TASK INSTRUCTIONS
Extract each line of the records below that contains the word "text".

+++ DATASET EXTRACT +++

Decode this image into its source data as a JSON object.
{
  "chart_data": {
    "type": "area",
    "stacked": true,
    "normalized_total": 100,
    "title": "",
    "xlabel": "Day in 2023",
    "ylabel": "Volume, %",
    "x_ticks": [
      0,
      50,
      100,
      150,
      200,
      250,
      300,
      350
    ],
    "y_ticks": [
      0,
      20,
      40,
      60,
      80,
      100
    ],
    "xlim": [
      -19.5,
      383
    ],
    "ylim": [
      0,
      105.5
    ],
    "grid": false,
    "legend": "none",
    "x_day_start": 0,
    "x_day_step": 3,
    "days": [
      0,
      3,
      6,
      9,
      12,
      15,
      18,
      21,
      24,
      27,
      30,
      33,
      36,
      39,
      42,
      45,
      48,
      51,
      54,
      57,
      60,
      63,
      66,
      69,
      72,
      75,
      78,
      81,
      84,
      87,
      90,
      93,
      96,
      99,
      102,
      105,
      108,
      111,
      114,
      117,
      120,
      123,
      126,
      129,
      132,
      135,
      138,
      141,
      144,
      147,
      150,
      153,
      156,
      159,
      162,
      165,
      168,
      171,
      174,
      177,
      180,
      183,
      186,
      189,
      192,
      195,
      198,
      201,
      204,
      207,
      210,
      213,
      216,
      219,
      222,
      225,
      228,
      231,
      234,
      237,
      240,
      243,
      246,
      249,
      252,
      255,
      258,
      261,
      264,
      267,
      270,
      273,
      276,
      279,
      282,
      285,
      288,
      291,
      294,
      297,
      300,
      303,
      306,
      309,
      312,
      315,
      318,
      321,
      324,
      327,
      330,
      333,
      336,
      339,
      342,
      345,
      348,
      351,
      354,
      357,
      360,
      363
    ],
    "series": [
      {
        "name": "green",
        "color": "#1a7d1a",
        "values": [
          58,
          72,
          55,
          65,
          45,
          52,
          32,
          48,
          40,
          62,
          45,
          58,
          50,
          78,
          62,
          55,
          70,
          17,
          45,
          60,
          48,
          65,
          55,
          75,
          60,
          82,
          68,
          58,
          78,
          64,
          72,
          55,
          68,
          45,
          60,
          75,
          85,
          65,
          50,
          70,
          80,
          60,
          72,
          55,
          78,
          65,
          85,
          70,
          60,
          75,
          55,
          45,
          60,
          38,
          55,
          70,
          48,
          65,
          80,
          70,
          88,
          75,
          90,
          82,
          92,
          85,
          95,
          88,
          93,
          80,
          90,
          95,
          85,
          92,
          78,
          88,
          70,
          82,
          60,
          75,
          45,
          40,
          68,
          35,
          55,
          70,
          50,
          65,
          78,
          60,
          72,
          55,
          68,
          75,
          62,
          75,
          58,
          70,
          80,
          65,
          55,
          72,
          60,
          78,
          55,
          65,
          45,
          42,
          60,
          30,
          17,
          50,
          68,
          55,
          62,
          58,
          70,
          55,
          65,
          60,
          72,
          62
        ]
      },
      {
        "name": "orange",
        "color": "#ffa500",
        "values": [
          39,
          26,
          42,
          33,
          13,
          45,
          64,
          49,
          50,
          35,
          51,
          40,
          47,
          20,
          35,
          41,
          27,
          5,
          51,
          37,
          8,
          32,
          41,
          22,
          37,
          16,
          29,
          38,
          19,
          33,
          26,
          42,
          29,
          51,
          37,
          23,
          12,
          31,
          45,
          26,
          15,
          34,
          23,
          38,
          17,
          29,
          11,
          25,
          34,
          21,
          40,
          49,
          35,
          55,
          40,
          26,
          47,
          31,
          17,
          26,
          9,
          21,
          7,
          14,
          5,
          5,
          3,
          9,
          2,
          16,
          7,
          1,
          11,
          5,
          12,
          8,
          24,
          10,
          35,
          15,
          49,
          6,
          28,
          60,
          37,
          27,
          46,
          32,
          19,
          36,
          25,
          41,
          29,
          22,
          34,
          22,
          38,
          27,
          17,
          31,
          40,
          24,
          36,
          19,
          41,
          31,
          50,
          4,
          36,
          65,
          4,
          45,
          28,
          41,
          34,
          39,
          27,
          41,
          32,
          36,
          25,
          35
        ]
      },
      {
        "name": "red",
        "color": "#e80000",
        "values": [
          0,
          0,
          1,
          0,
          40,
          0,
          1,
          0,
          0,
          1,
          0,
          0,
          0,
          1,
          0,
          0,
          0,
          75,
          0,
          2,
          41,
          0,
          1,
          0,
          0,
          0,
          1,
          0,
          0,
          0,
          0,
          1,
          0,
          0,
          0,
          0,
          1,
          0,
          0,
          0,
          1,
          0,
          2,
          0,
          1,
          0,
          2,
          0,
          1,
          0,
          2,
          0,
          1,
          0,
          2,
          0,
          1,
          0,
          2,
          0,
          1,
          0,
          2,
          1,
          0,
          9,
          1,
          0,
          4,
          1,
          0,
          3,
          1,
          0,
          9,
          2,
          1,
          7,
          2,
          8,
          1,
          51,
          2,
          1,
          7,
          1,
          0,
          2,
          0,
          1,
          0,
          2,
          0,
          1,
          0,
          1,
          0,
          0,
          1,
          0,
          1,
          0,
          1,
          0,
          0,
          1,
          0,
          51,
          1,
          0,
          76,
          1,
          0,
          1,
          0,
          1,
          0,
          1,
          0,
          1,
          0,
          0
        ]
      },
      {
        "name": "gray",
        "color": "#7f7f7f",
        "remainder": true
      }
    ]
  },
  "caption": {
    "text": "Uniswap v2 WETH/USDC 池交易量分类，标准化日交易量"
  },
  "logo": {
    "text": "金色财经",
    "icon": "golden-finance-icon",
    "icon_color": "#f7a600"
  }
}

+++

RESPONSE BELOW
    "text": "Uniswap v2 WETH/USDC 池交易量分类，标准化日交易量"
    "text": "金色财经",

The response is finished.